* [TASK INSTRUCTIONS]: Go through the listing below and show each line that has the word "lumbar".

* [SUPPLIED ENTRIES]:
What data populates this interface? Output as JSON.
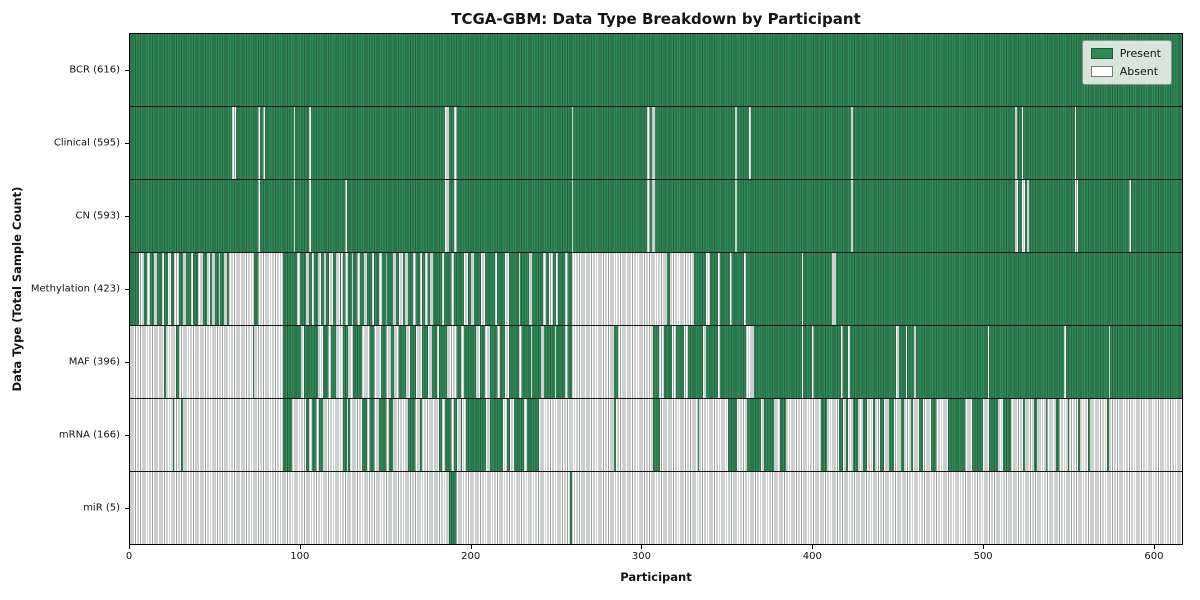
{
  "title": "TCGA-GBM: Data Type Breakdown by Participant",
  "colors": {
    "present": "#2e8b57",
    "absent": "#ffffff"
  },
  "chart_data": {
    "type": "heatmap",
    "title": "TCGA-GBM: Data Type Breakdown by Participant",
    "xlabel": "Participant",
    "ylabel": "Data Type (Total Sample Count)",
    "n_participants": 616,
    "xlim": [
      0,
      617
    ],
    "xticks": [
      0,
      100,
      200,
      300,
      400,
      500,
      600
    ],
    "grid": false,
    "legend_position": "upper right",
    "legend": [
      {
        "key": "present",
        "label": "Present",
        "color": "#2e8b57"
      },
      {
        "key": "absent",
        "label": "Absent",
        "color": "#ffffff"
      }
    ],
    "rows": [
      {
        "key": "bcr",
        "name": "BCR",
        "total_samples": 616,
        "label": "BCR (616)",
        "mode": "absent_runs",
        "runs": []
      },
      {
        "key": "clinical",
        "name": "Clinical",
        "total_samples": 595,
        "label": "Clinical (595)",
        "mode": "absent_runs",
        "runs": [
          [
            60,
            2
          ],
          [
            75,
            1
          ],
          [
            78,
            1
          ],
          [
            96,
            1
          ],
          [
            105,
            1
          ],
          [
            185,
            2
          ],
          [
            190,
            2
          ],
          [
            259,
            1
          ],
          [
            303,
            2
          ],
          [
            306,
            2
          ],
          [
            355,
            1
          ],
          [
            363,
            1
          ],
          [
            423,
            1
          ],
          [
            519,
            1
          ],
          [
            523,
            1
          ],
          [
            554,
            1
          ]
        ]
      },
      {
        "key": "cn",
        "name": "CN",
        "total_samples": 593,
        "label": "CN (593)",
        "mode": "absent_runs",
        "runs": [
          [
            75,
            1
          ],
          [
            96,
            1
          ],
          [
            105,
            1
          ],
          [
            126,
            1
          ],
          [
            185,
            2
          ],
          [
            190,
            2
          ],
          [
            259,
            1
          ],
          [
            303,
            2
          ],
          [
            306,
            2
          ],
          [
            355,
            1
          ],
          [
            423,
            1
          ],
          [
            519,
            2
          ],
          [
            523,
            2
          ],
          [
            526,
            1
          ],
          [
            554,
            2
          ],
          [
            586,
            1
          ]
        ]
      },
      {
        "key": "methylation",
        "name": "Methylation",
        "total_samples": 423,
        "label": "Methylation (423)",
        "mode": "absent_runs",
        "runs": [
          [
            5,
            3
          ],
          [
            10,
            2
          ],
          [
            14,
            2
          ],
          [
            19,
            1
          ],
          [
            22,
            2
          ],
          [
            26,
            3
          ],
          [
            31,
            2
          ],
          [
            36,
            1
          ],
          [
            40,
            3
          ],
          [
            45,
            2
          ],
          [
            48,
            2
          ],
          [
            52,
            1
          ],
          [
            55,
            2
          ],
          [
            58,
            2
          ],
          [
            60,
            13
          ],
          [
            75,
            15
          ],
          [
            98,
            2
          ],
          [
            103,
            2
          ],
          [
            107,
            1
          ],
          [
            110,
            2
          ],
          [
            114,
            1
          ],
          [
            117,
            2
          ],
          [
            121,
            2
          ],
          [
            124,
            1
          ],
          [
            126,
            2
          ],
          [
            130,
            1
          ],
          [
            133,
            2
          ],
          [
            137,
            2
          ],
          [
            142,
            1
          ],
          [
            146,
            2
          ],
          [
            150,
            1
          ],
          [
            154,
            2
          ],
          [
            158,
            2
          ],
          [
            161,
            2
          ],
          [
            166,
            2
          ],
          [
            170,
            1
          ],
          [
            173,
            2
          ],
          [
            176,
            2
          ],
          [
            183,
            1
          ],
          [
            188,
            2
          ],
          [
            196,
            2
          ],
          [
            200,
            2
          ],
          [
            206,
            2
          ],
          [
            214,
            1
          ],
          [
            220,
            2
          ],
          [
            228,
            1
          ],
          [
            234,
            2
          ],
          [
            242,
            2
          ],
          [
            246,
            2
          ],
          [
            250,
            1
          ],
          [
            255,
            2
          ],
          [
            259,
            56
          ],
          [
            317,
            14
          ],
          [
            338,
            2
          ],
          [
            345,
            1
          ],
          [
            352,
            1
          ],
          [
            360,
            1
          ],
          [
            394,
            1
          ],
          [
            412,
            2
          ]
        ]
      },
      {
        "key": "maf",
        "name": "MAF",
        "total_samples": 396,
        "label": "MAF (396)",
        "mode": "absent_runs",
        "runs": [
          [
            0,
            20
          ],
          [
            21,
            6
          ],
          [
            29,
            43
          ],
          [
            73,
            17
          ],
          [
            100,
            2
          ],
          [
            110,
            3
          ],
          [
            116,
            2
          ],
          [
            121,
            4
          ],
          [
            128,
            3
          ],
          [
            136,
            5
          ],
          [
            143,
            4
          ],
          [
            150,
            3
          ],
          [
            155,
            3
          ],
          [
            162,
            2
          ],
          [
            168,
            3
          ],
          [
            175,
            2
          ],
          [
            180,
            1
          ],
          [
            186,
            6
          ],
          [
            194,
            2
          ],
          [
            203,
            2
          ],
          [
            208,
            3
          ],
          [
            215,
            2
          ],
          [
            220,
            2
          ],
          [
            228,
            2
          ],
          [
            235,
            1
          ],
          [
            241,
            2
          ],
          [
            249,
            1
          ],
          [
            255,
            2
          ],
          [
            259,
            25
          ],
          [
            286,
            21
          ],
          [
            310,
            3
          ],
          [
            318,
            2
          ],
          [
            325,
            2
          ],
          [
            336,
            2
          ],
          [
            345,
            1
          ],
          [
            361,
            5
          ],
          [
            394,
            1
          ],
          [
            400,
            1
          ],
          [
            417,
            1
          ],
          [
            421,
            1
          ],
          [
            449,
            2
          ],
          [
            455,
            1
          ],
          [
            460,
            1
          ],
          [
            503,
            1
          ],
          [
            548,
            1
          ],
          [
            574,
            1
          ]
        ]
      },
      {
        "key": "mrna",
        "name": "mRNA",
        "total_samples": 166,
        "label": "mRNA (166)",
        "mode": "present_runs",
        "runs": [
          [
            25,
            1
          ],
          [
            30,
            1
          ],
          [
            90,
            5
          ],
          [
            103,
            2
          ],
          [
            107,
            2
          ],
          [
            111,
            2
          ],
          [
            125,
            2
          ],
          [
            128,
            1
          ],
          [
            136,
            3
          ],
          [
            141,
            2
          ],
          [
            146,
            4
          ],
          [
            152,
            2
          ],
          [
            163,
            4
          ],
          [
            170,
            1
          ],
          [
            181,
            2
          ],
          [
            185,
            3
          ],
          [
            190,
            2
          ],
          [
            194,
            1
          ],
          [
            197,
            12
          ],
          [
            211,
            8
          ],
          [
            221,
            2
          ],
          [
            225,
            6
          ],
          [
            233,
            7
          ],
          [
            284,
            1
          ],
          [
            307,
            4
          ],
          [
            333,
            1
          ],
          [
            351,
            5
          ],
          [
            362,
            8
          ],
          [
            372,
            6
          ],
          [
            381,
            4
          ],
          [
            405,
            4
          ],
          [
            416,
            2
          ],
          [
            420,
            1
          ],
          [
            424,
            3
          ],
          [
            430,
            2
          ],
          [
            436,
            1
          ],
          [
            440,
            2
          ],
          [
            445,
            3
          ],
          [
            452,
            2
          ],
          [
            458,
            1
          ],
          [
            463,
            2
          ],
          [
            470,
            3
          ],
          [
            480,
            10
          ],
          [
            494,
            6
          ],
          [
            504,
            5
          ],
          [
            512,
            5
          ],
          [
            524,
            1
          ],
          [
            530,
            2
          ],
          [
            537,
            1
          ],
          [
            543,
            2
          ],
          [
            550,
            1
          ],
          [
            556,
            1
          ],
          [
            562,
            1
          ],
          [
            573,
            1
          ]
        ]
      },
      {
        "key": "mir",
        "name": "miR",
        "total_samples": 5,
        "label": "miR (5)",
        "mode": "present_runs",
        "runs": [
          [
            187,
            4
          ],
          [
            258,
            1
          ]
        ]
      }
    ]
  }
}
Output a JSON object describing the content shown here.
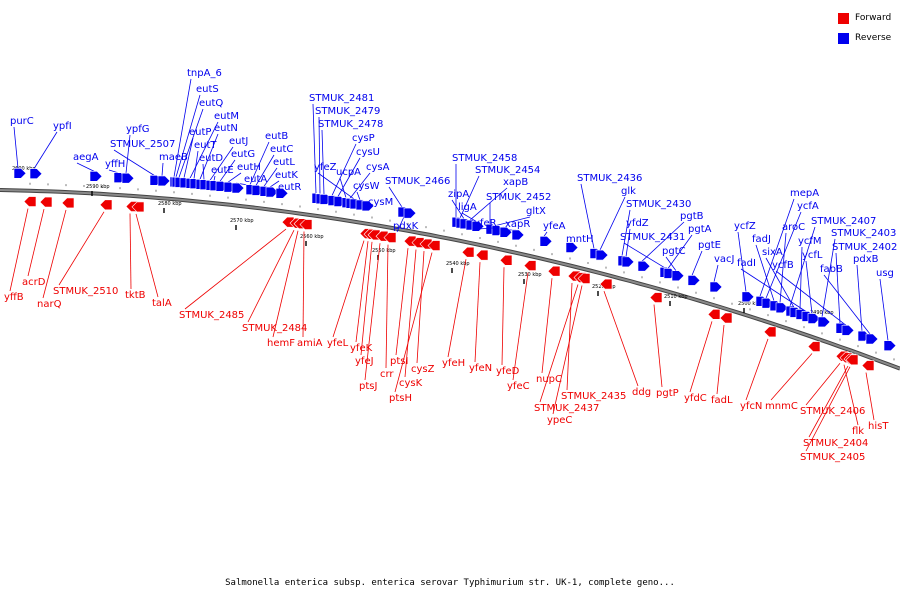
{
  "legend": {
    "forward": {
      "label": "Forward",
      "color": "#ee0000"
    },
    "reverse": {
      "label": "Reverse",
      "color": "#0000ee"
    }
  },
  "caption": "Salmonella enterica subsp. enterica serovar Typhimurium str. UK-1, complete geno...",
  "backbone_color": "#8a8a8a",
  "kbp_ticks": [
    "2600 kbp",
    "2590 kbp",
    "2580 kbp",
    "2570 kbp",
    "2560 kbp",
    "2550 kbp",
    "2540 kbp",
    "2530 kbp",
    "2520 kbp",
    "2510 kbp",
    "2500 kbp",
    "2490 kbp"
  ],
  "reverse_genes": [
    "purC",
    "ypfI",
    "aegA",
    "yffH",
    "ypfG",
    "STMUK_2507",
    "maeB",
    "tnpA_6",
    "eutS",
    "eutQ",
    "eutP",
    "eutM",
    "eutT",
    "eutN",
    "eutD",
    "eutJ",
    "eutE",
    "eutG",
    "eutH",
    "eutA",
    "eutB",
    "eutC",
    "eutL",
    "eutK",
    "eutR",
    "STMUK_2481",
    "STMUK_2479",
    "STMUK_2478",
    "cysP",
    "cysU",
    "ucpA",
    "cysA",
    "yfeZ",
    "cysW",
    "cysM",
    "STMUK_2466",
    "pdxK",
    "STMUK_2458",
    "STMUK_2454",
    "zipA",
    "xapB",
    "ligA",
    "STMUK_2452",
    "gltX",
    "yfeR",
    "xapR",
    "yfeA",
    "mntH",
    "STMUK_2436",
    "glk",
    "STMUK_2430",
    "yfdZ",
    "pgtB",
    "STMUK_2431",
    "pgtA",
    "pgtC",
    "pgtE",
    "vacJ",
    "mepA",
    "ycfZ",
    "ycfA",
    "fadJ",
    "aroC",
    "STMUK_2407",
    "sixA",
    "ycfM",
    "fadI",
    "ycfL",
    "STMUK_2403",
    "STMUK_2402",
    "ycfB",
    "pdxB",
    "fabB",
    "usg"
  ],
  "forward_genes": [
    "yffB",
    "acrD",
    "narQ",
    "STMUK_2510",
    "tktB",
    "talA",
    "STMUK_2485",
    "STMUK_2484",
    "hemF",
    "amiA",
    "yfeL",
    "yfeK",
    "yfeJ",
    "ptsJ",
    "crr",
    "ptsI",
    "cysK",
    "cysZ",
    "ptsH",
    "yfeH",
    "yfeN",
    "yfeD",
    "yfeC",
    "nupC",
    "STMUK_2435",
    "STMUK_2437",
    "ypeC",
    "ddg",
    "pgtP",
    "yfdC",
    "fadL",
    "yfcN",
    "mnmC",
    "STMUK_2406",
    "flk",
    "hisT",
    "STMUK_2404",
    "STMUK_2405"
  ]
}
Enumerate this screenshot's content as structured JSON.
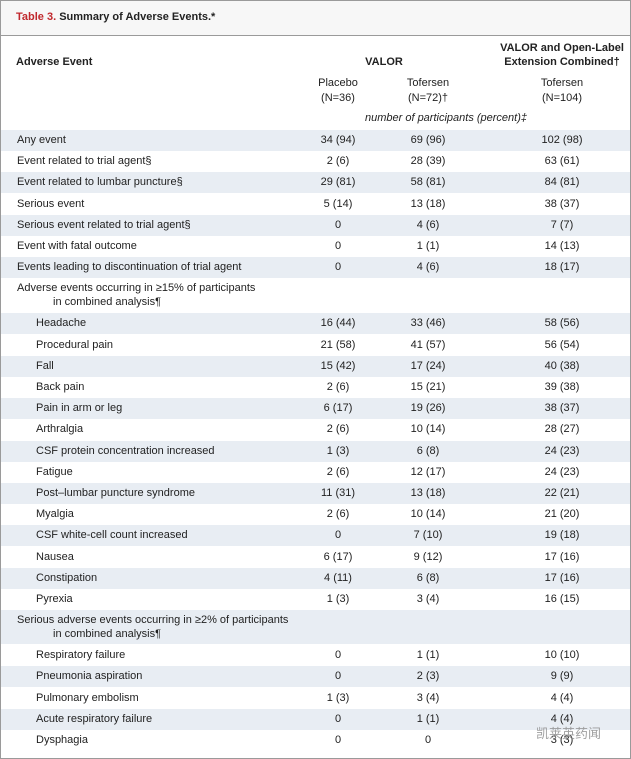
{
  "header": {
    "label": "Table 3.",
    "title": "Summary of Adverse Events.*"
  },
  "columns": {
    "event": "Adverse Event",
    "group_valor": "VALOR",
    "group_combined": "VALOR and Open-Label Extension Combined†",
    "placebo": "Placebo",
    "placebo_n": "(N=36)",
    "tofersen": "Tofersen",
    "tofersen_n": "(N=72)†",
    "combined": "Tofersen",
    "combined_n": "(N=104)",
    "unit": "number of participants (percent)‡"
  },
  "table": {
    "rows": [
      [
        "Any event",
        "34 (94)",
        "69 (96)",
        "102 (98)"
      ],
      [
        "Event related to trial agent§",
        "2 (6)",
        "28 (39)",
        "63 (61)"
      ],
      [
        "Event related to lumbar puncture§",
        "29 (81)",
        "58 (81)",
        "84 (81)"
      ],
      [
        "Serious event",
        "5 (14)",
        "13 (18)",
        "38 (37)"
      ],
      [
        "Serious event related to trial agent§",
        "0",
        "4 (6)",
        "7 (7)"
      ],
      [
        "Event with fatal outcome",
        "0",
        "1 (1)",
        "14 (13)"
      ],
      [
        "Events leading to discontinuation of trial agent",
        "0",
        "4 (6)",
        "18 (17)"
      ]
    ],
    "sections": [
      {
        "heading": [
          "Adverse events occurring in ≥15% of participants",
          "in combined analysis¶"
        ],
        "rows": [
          [
            "Headache",
            "16 (44)",
            "33 (46)",
            "58 (56)"
          ],
          [
            "Procedural pain",
            "21 (58)",
            "41 (57)",
            "56 (54)"
          ],
          [
            "Fall",
            "15 (42)",
            "17 (24)",
            "40 (38)"
          ],
          [
            "Back pain",
            "2 (6)",
            "15 (21)",
            "39 (38)"
          ],
          [
            "Pain in arm or leg",
            "6 (17)",
            "19 (26)",
            "38 (37)"
          ],
          [
            "Arthralgia",
            "2 (6)",
            "10 (14)",
            "28 (27)"
          ],
          [
            "CSF protein concentration increased",
            "1 (3)",
            "6 (8)",
            "24 (23)"
          ],
          [
            "Fatigue",
            "2 (6)",
            "12 (17)",
            "24 (23)"
          ],
          [
            "Post–lumbar puncture syndrome",
            "11 (31)",
            "13 (18)",
            "22 (21)"
          ],
          [
            "Myalgia",
            "2 (6)",
            "10 (14)",
            "21 (20)"
          ],
          [
            "CSF white-cell count increased",
            "0",
            "7 (10)",
            "19 (18)"
          ],
          [
            "Nausea",
            "6 (17)",
            "9 (12)",
            "17 (16)"
          ],
          [
            "Constipation",
            "4 (11)",
            "6 (8)",
            "17 (16)"
          ],
          [
            "Pyrexia",
            "1 (3)",
            "3 (4)",
            "16 (15)"
          ]
        ]
      },
      {
        "heading": [
          "Serious adverse events occurring in ≥2% of participants",
          "in combined analysis¶"
        ],
        "rows": [
          [
            "Respiratory failure",
            "0",
            "1 (1)",
            "10 (10)"
          ],
          [
            "Pneumonia aspiration",
            "0",
            "2 (3)",
            "9 (9)"
          ],
          [
            "Pulmonary embolism",
            "1 (3)",
            "3 (4)",
            "4 (4)"
          ],
          [
            "Acute respiratory failure",
            "0",
            "1 (1)",
            "4 (4)"
          ],
          [
            "Dysphagia",
            "0",
            "0",
            "3 (3)"
          ]
        ]
      }
    ]
  },
  "watermark": "凯莱英药闻"
}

* [RESPONSE TO THIS TASK]:
        "Event related to lumbar puncture§",
            "Post–lumbar puncture syndrome",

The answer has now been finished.